_Work instructions_
Rewrite the listing below, replacing every "coupon-perforation" with "coupon-divider" and leaving everything else unchanged, but leave the pictures out of your answer.

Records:
----

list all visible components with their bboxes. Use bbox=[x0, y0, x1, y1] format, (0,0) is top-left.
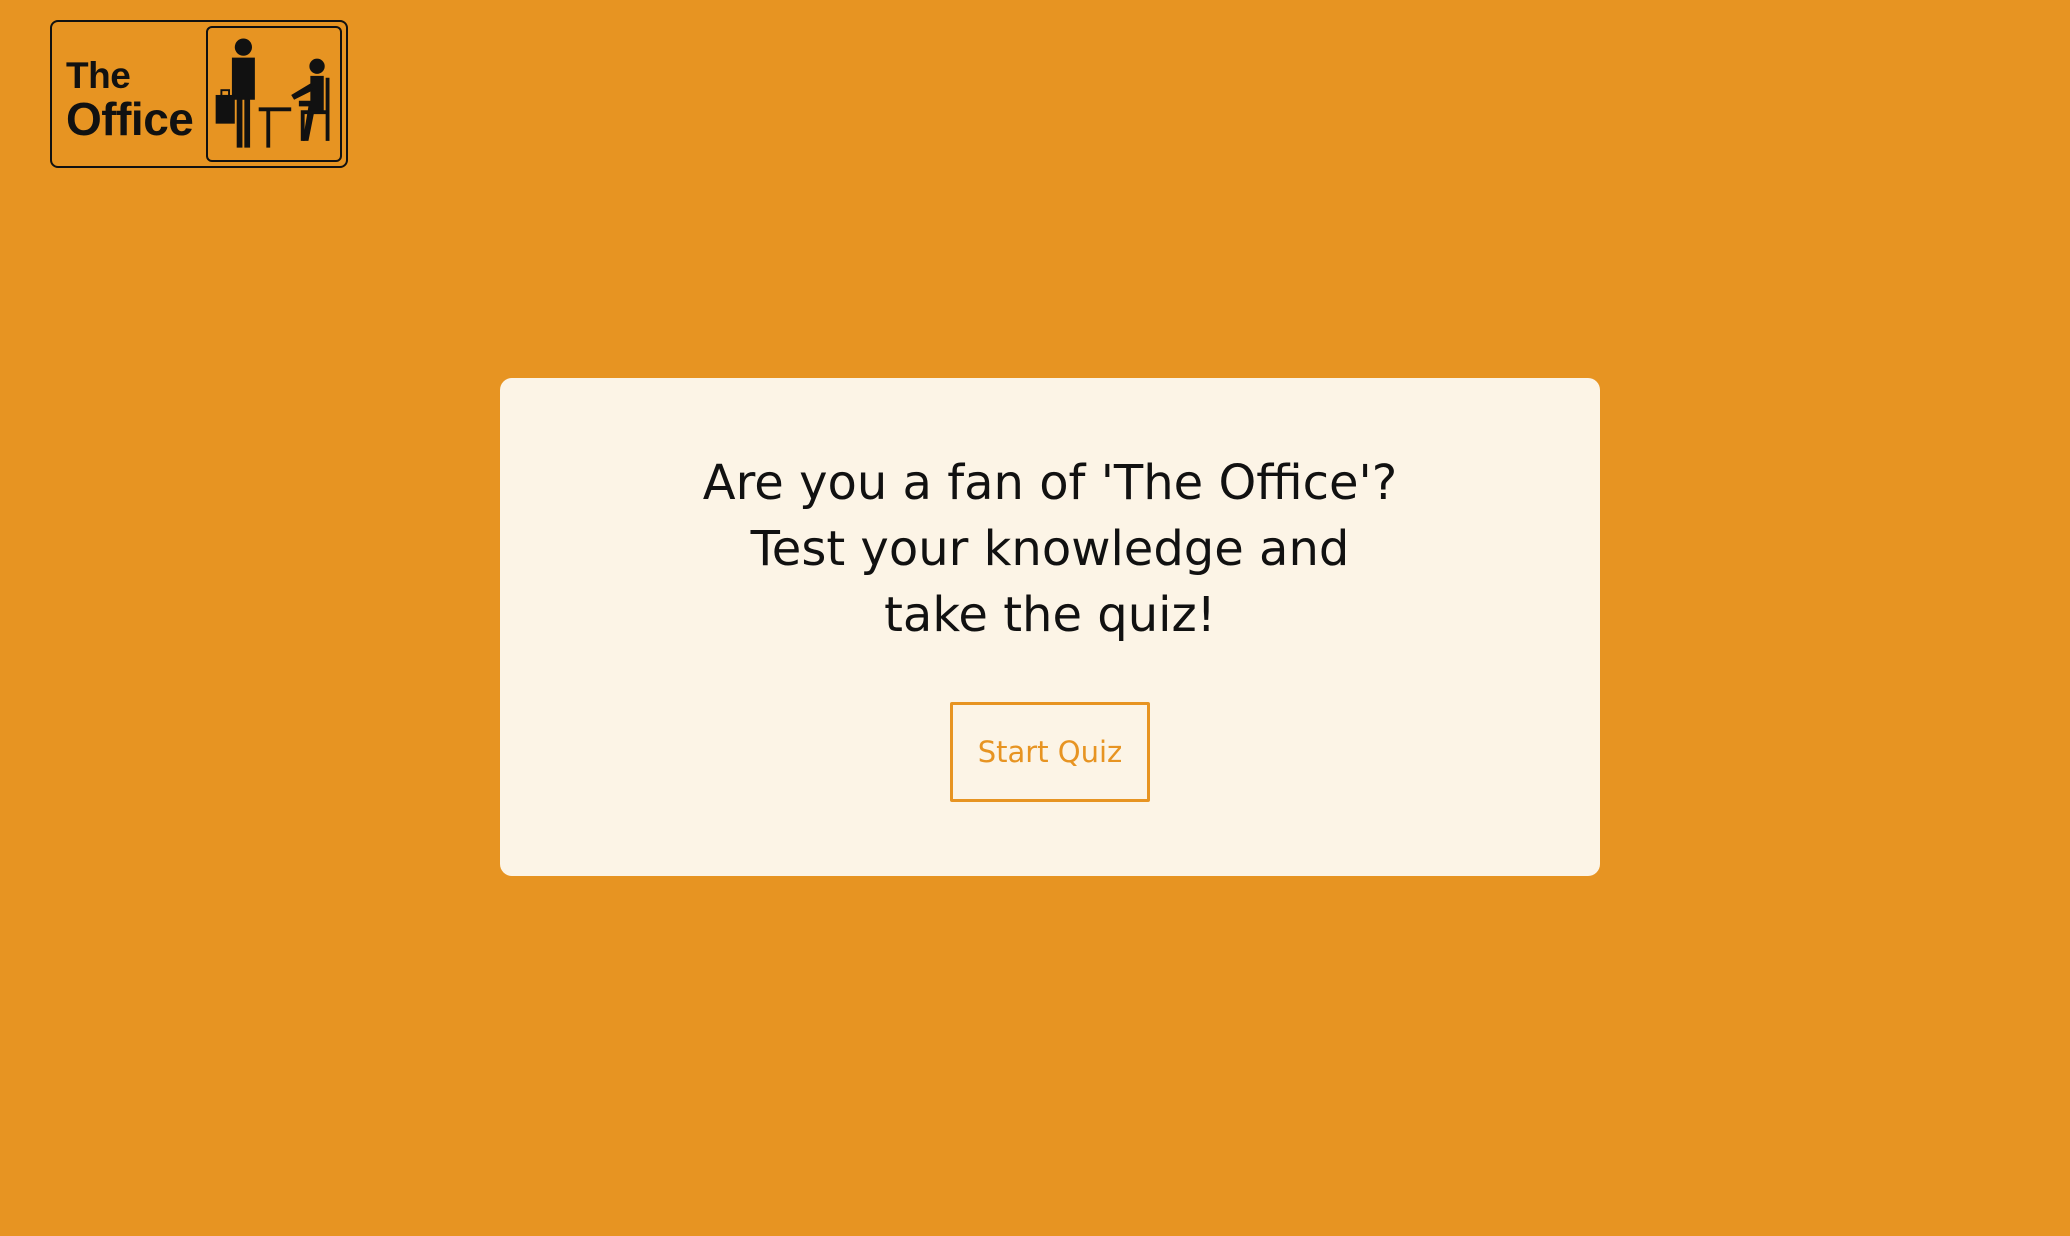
page: The Office Are you a fan of 'The Office'… bbox=[0, 0, 2070, 1236]
start-quiz-button[interactable]: Start Quiz bbox=[950, 702, 1150, 802]
intro-card: Are you a fan of 'The Office'? Test your… bbox=[500, 378, 1600, 876]
logo-line-2: Office bbox=[66, 92, 194, 145]
the-office-logo: The Office bbox=[50, 20, 348, 168]
office-workers-icon bbox=[206, 26, 342, 162]
intro-question: Are you a fan of 'The Office'? Test your… bbox=[702, 455, 1398, 643]
logo-text: The Office bbox=[52, 22, 206, 166]
logo-line-1: The bbox=[66, 54, 131, 96]
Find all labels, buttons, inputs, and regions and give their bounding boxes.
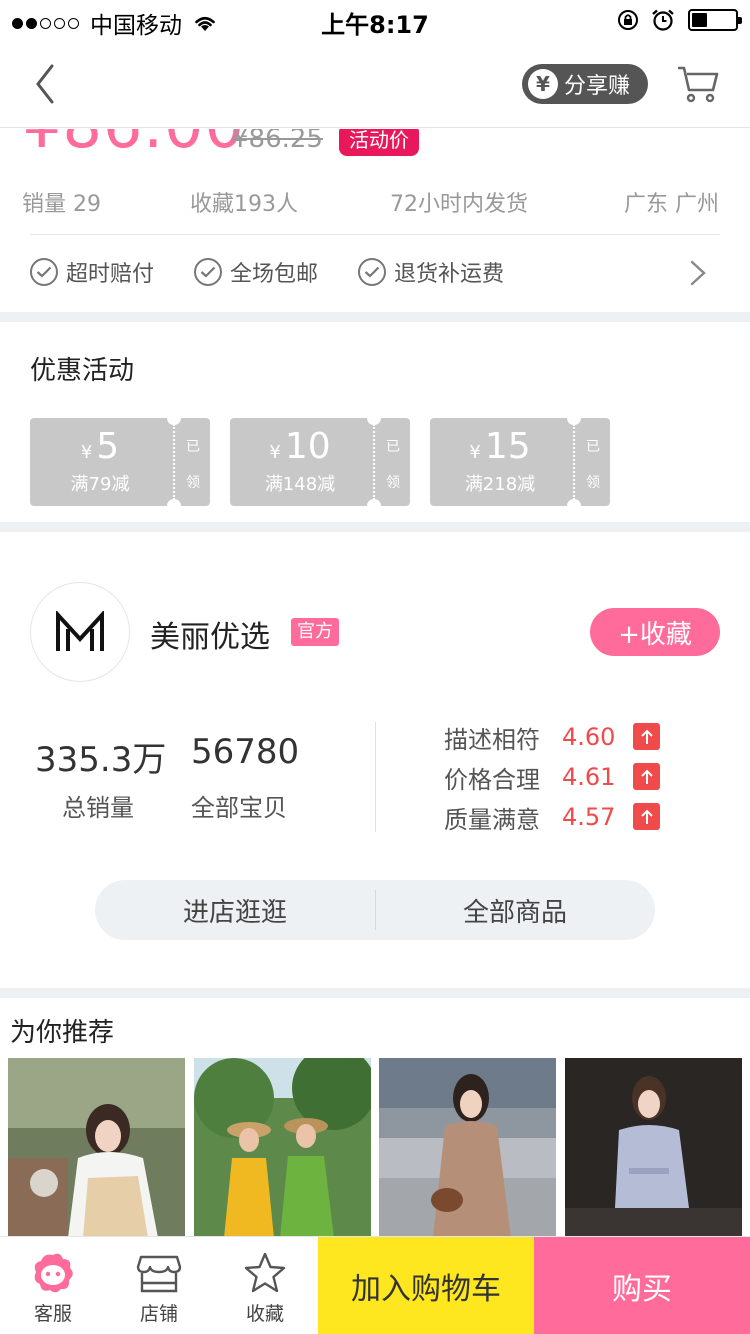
rotation-lock-icon (618, 10, 638, 30)
coupon-perforation (573, 424, 575, 500)
total-sales-label: 总销量 (62, 794, 134, 822)
total-sales-value: 335.3万 (35, 740, 167, 780)
store-logo[interactable] (30, 582, 130, 682)
chevron-left-icon (36, 64, 54, 104)
coupon-perforation (173, 424, 175, 500)
coupon-card[interactable]: ¥5 满79减 已 领 (30, 411, 210, 513)
guarantee-row[interactable]: 超时赔付 全场包邮 退货补运费 (0, 246, 750, 302)
activity-price-tag: 活动价 (339, 129, 419, 156)
score-value: 4.61 (562, 763, 616, 791)
guarantee-label: 全场包邮 (230, 262, 319, 287)
store-actions: 进店逛逛 全部商品 (95, 880, 655, 940)
ship-location: 广东 广州 (624, 192, 719, 217)
nav-bar: ¥ 分享赚 (0, 40, 750, 128)
score-value: 4.60 (562, 723, 616, 751)
score-label: 质量满意 (444, 805, 540, 834)
coupon-amount: ¥5 (80, 426, 120, 467)
section-gap (0, 988, 750, 998)
add-to-cart-button[interactable]: 加入购物车 (318, 1237, 534, 1334)
arrow-up-icon (633, 763, 660, 790)
battery-icon (688, 9, 742, 31)
shipping-time: 72小时内发货 (390, 192, 528, 217)
guarantee-item: 超时赔付 (30, 256, 154, 288)
store-logo-icon (56, 611, 104, 651)
guarantee-label: 超时赔付 (66, 262, 155, 287)
all-items-value: 56780 (191, 732, 300, 772)
customer-service-label: 客服 (33, 1303, 72, 1325)
favorite-store-button[interactable]: +收藏 (590, 608, 720, 656)
divider (30, 234, 720, 235)
coupon-card[interactable]: ¥15 满218减 已 领 (430, 411, 610, 513)
guarantee-item: 全场包邮 (194, 256, 318, 288)
cart-icon (678, 66, 719, 103)
score-value: 4.57 (562, 803, 616, 831)
star-icon (244, 1252, 286, 1293)
coupon-condition: 满79减 (70, 474, 130, 495)
coupon-claimed-status: 领 (186, 475, 200, 491)
guarantee-label: 退货补运费 (394, 262, 505, 287)
score-label: 价格合理 (444, 765, 540, 794)
arrow-up-icon (633, 723, 660, 750)
section-gap (0, 522, 750, 532)
sales-count: 销量 29 (22, 192, 101, 217)
vertical-divider (375, 722, 376, 832)
coupon-amount: ¥10 (269, 426, 331, 467)
recommend-product-image[interactable] (379, 1058, 556, 1238)
customer-service-tab[interactable]: 客服 (0, 1237, 106, 1334)
coupon-claimed-status: 领 (386, 475, 400, 491)
back-button[interactable] (28, 62, 68, 106)
all-items-label: 全部宝贝 (191, 794, 287, 822)
store-name[interactable]: 美丽优选 (150, 612, 270, 656)
flower-service-icon (34, 1253, 73, 1293)
coupon-claimed-status: 已 (586, 439, 600, 455)
store-tab[interactable]: 店铺 (106, 1237, 212, 1334)
share-earn-label: 分享赚 (564, 74, 631, 99)
coupon-claimed-status: 领 (586, 475, 600, 491)
original-price: ¥86.25 (232, 129, 323, 154)
visit-store-button[interactable]: 进店逛逛 (95, 880, 375, 940)
cart-button[interactable] (676, 62, 720, 106)
yen-icon: ¥ (528, 69, 558, 99)
coupon-card[interactable]: ¥10 满148减 已 领 (230, 411, 410, 513)
check-circle-icon (30, 258, 58, 286)
all-products-button[interactable]: 全部商品 (375, 880, 655, 940)
status-right (616, 8, 742, 32)
coupon-amount: ¥15 (469, 426, 531, 467)
favorites-count: 收藏193人 (190, 192, 298, 217)
promotions-title: 优惠活动 (30, 356, 135, 386)
store-icon (136, 1255, 182, 1293)
buy-button[interactable]: 购买 (534, 1237, 750, 1334)
product-meta-row: 销量 29 收藏193人 72小时内发货 广东 广州 (0, 180, 750, 220)
price-strip: ¥86.00 ¥86.25 活动价 (0, 129, 750, 163)
section-gap (0, 312, 750, 322)
bottom-action-bar: 客服 店铺 收藏 加入购物车 购买 (0, 1236, 750, 1334)
arrow-up-icon (633, 803, 660, 830)
favorite-label: 收藏 (245, 1303, 284, 1325)
score-row: 描述相符 4.60 (444, 720, 660, 754)
store-label: 店铺 (139, 1303, 178, 1325)
score-row: 价格合理 4.61 (444, 760, 660, 794)
score-label: 描述相符 (444, 725, 540, 754)
coupon-condition: 满218减 (464, 474, 536, 495)
recommend-product-image[interactable] (194, 1058, 371, 1238)
share-earn-button[interactable]: ¥ 分享赚 (522, 64, 648, 104)
recommend-product-image[interactable] (8, 1058, 185, 1238)
status-bar: 中国移动 上午8:17 (0, 0, 750, 40)
favorite-tab[interactable]: 收藏 (212, 1237, 318, 1334)
chevron-right-icon (690, 260, 706, 286)
recommend-product-image[interactable] (565, 1058, 742, 1238)
coupon-claimed-status: 已 (186, 439, 200, 455)
alarm-icon (652, 9, 674, 31)
score-row: 质量满意 4.57 (444, 800, 660, 834)
check-circle-icon (194, 258, 222, 286)
coupon-claimed-status: 已 (386, 439, 400, 455)
coupon-perforation (373, 424, 375, 500)
coupon-condition: 满148减 (264, 474, 336, 495)
recommend-title: 为你推荐 (10, 1018, 115, 1048)
check-circle-icon (358, 258, 386, 286)
official-badge: 官方 (291, 618, 339, 646)
current-price: ¥86.00 (22, 129, 245, 162)
guarantee-item: 退货补运费 (358, 256, 504, 288)
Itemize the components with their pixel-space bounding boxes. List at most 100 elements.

----

_Solution to the problem_
list all visible components with their bboxes. Use bbox=[x0, y0, x1, y1] format, (0,0) is top-left.
page: The Office Are you a fan of 'The Office'… bbox=[0, 0, 2070, 1236]
start-quiz-button[interactable]: Start Quiz bbox=[950, 702, 1150, 802]
intro-card: Are you a fan of 'The Office'? Test your… bbox=[500, 378, 1600, 876]
logo-line-2: Office bbox=[66, 92, 194, 145]
the-office-logo: The Office bbox=[50, 20, 348, 168]
office-workers-icon bbox=[206, 26, 342, 162]
intro-question: Are you a fan of 'The Office'? Test your… bbox=[702, 455, 1398, 643]
logo-text: The Office bbox=[52, 22, 206, 166]
logo-line-1: The bbox=[66, 54, 131, 96]
Find all labels, buttons, inputs, and regions and give their bounding boxes.
rotation-lock-icon (618, 10, 638, 30)
coupon-divider (573, 424, 575, 500)
total-sales-label: 总销量 (62, 794, 134, 822)
total-sales-value: 335.3万 (35, 740, 167, 780)
store-logo[interactable] (30, 582, 130, 682)
chevron-left-icon (36, 64, 54, 104)
coupon-divider (173, 424, 175, 500)
coupon-card[interactable]: ¥5 满79减 已 领 (30, 411, 210, 513)
guarantee-row[interactable]: 超时赔付 全场包邮 退货补运费 (0, 246, 750, 302)
activity-price-tag: 活动价 (339, 129, 419, 156)
score-value: 4.61 (562, 763, 616, 791)
guarantee-label: 全场包邮 (230, 262, 319, 287)
store-actions: 进店逛逛 全部商品 (95, 880, 655, 940)
ship-location: 广东 广州 (624, 192, 719, 217)
nav-bar: ¥ 分享赚 (0, 40, 750, 128)
score-value: 4.60 (562, 723, 616, 751)
score-label: 质量满意 (444, 805, 540, 834)
coupon-amount: ¥5 (80, 426, 120, 467)
section-gap (0, 988, 750, 998)
add-to-cart-button[interactable]: 加入购物车 (318, 1237, 534, 1334)
arrow-up-icon (633, 763, 660, 790)
battery-icon (688, 9, 742, 31)
shipping-time: 72小时内发货 (390, 192, 528, 217)
guarantee-item: 超时赔付 (30, 256, 154, 288)
store-logo-icon (56, 611, 104, 651)
guarantee-label: 超时赔付 (66, 262, 155, 287)
all-items-value: 56780 (191, 732, 300, 772)
customer-service-label: 客服 (33, 1303, 72, 1325)
favorite-store-button[interactable]: +收藏 (590, 608, 720, 656)
divider (30, 234, 720, 235)
coupon-card[interactable]: ¥15 满218减 已 领 (430, 411, 610, 513)
guarantee-item: 全场包邮 (194, 256, 318, 288)
cart-icon (678, 66, 719, 103)
score-value: 4.57 (562, 803, 616, 831)
star-icon (244, 1252, 286, 1293)
coupon-condition: 满79减 (70, 474, 130, 495)
coupon-claimed-status: 领 (186, 475, 200, 491)
guarantee-label: 退货补运费 (394, 262, 505, 287)
score-label: 价格合理 (444, 765, 540, 794)
arrow-up-icon (633, 723, 660, 750)
section-gap (0, 522, 750, 532)
sales-count: 销量 29 (22, 192, 101, 217)
vertical-divider (375, 722, 376, 832)
coupon-amount: ¥10 (269, 426, 331, 467)
recommend-product-image[interactable] (379, 1058, 556, 1238)
customer-service-tab[interactable]: 客服 (0, 1237, 106, 1334)
coupon-claimed-status: 领 (386, 475, 400, 491)
back-button[interactable] (28, 62, 68, 106)
all-items-label: 全部宝贝 (191, 794, 287, 822)
store-name[interactable]: 美丽优选 (150, 612, 270, 656)
flower-service-icon (34, 1253, 73, 1293)
coupon-claimed-status: 已 (586, 439, 600, 455)
store-tab[interactable]: 店铺 (106, 1237, 212, 1334)
share-earn-label: 分享赚 (564, 74, 631, 99)
coupon-claimed-status: 领 (586, 475, 600, 491)
original-price: ¥86.25 (232, 129, 323, 154)
visit-store-button[interactable]: 进店逛逛 (95, 880, 375, 940)
cart-button[interactable] (676, 62, 720, 106)
yen-icon: ¥ (528, 69, 558, 99)
coupon-card[interactable]: ¥10 满148减 已 领 (230, 411, 410, 513)
check-circle-icon (30, 258, 58, 286)
all-products-button[interactable]: 全部商品 (375, 880, 655, 940)
status-right (616, 8, 742, 32)
coupon-amount: ¥15 (469, 426, 531, 467)
favorites-count: 收藏193人 (190, 192, 298, 217)
promotions-title: 优惠活动 (30, 356, 135, 386)
store-icon (136, 1255, 182, 1293)
buy-button[interactable]: 购买 (534, 1237, 750, 1334)
product-meta-row: 销量 29 收藏193人 72小时内发货 广东 广州 (0, 180, 750, 220)
price-strip: ¥86.00 ¥86.25 活动价 (0, 129, 750, 163)
section-gap (0, 312, 750, 322)
bottom-action-bar: 客服 店铺 收藏 加入购物车 购买 (0, 1236, 750, 1334)
arrow-up-icon (633, 803, 660, 830)
favorite-label: 收藏 (245, 1303, 284, 1325)
score-row: 描述相符 4.60 (444, 720, 660, 754)
store-label: 店铺 (139, 1303, 178, 1325)
score-row: 价格合理 4.61 (444, 760, 660, 794)
score-label: 描述相符 (444, 725, 540, 754)
coupon-condition: 满218减 (464, 474, 536, 495)
recommend-product-image[interactable] (194, 1058, 371, 1238)
share-earn-button[interactable]: ¥ 分享赚 (522, 64, 648, 104)
recommend-product-image[interactable] (8, 1058, 185, 1238)
status-bar: 中国移动 上午8:17 (0, 0, 750, 40)
favorite-tab[interactable]: 收藏 (212, 1237, 318, 1334)
chevron-right-icon (690, 260, 706, 286)
recommend-product-image[interactable] (565, 1058, 742, 1238)
coupon-claimed-status: 已 (186, 439, 200, 455)
alarm-icon (652, 9, 674, 31)
score-row: 质量满意 4.57 (444, 800, 660, 834)
check-circle-icon (194, 258, 222, 286)
coupon-claimed-status: 已 (386, 439, 400, 455)
coupon-divider (373, 424, 375, 500)
coupon-condition: 满148减 (264, 474, 336, 495)
recommend-title: 为你推荐 (10, 1018, 115, 1048)
check-circle-icon (358, 258, 386, 286)
official-badge: 官方 (291, 618, 339, 646)
current-price: ¥86.00 (22, 129, 245, 162)
guarantee-item: 退货补运费 (358, 256, 504, 288)
Itemize the components with their pixel-space bounding boxes. List at most 100 elements.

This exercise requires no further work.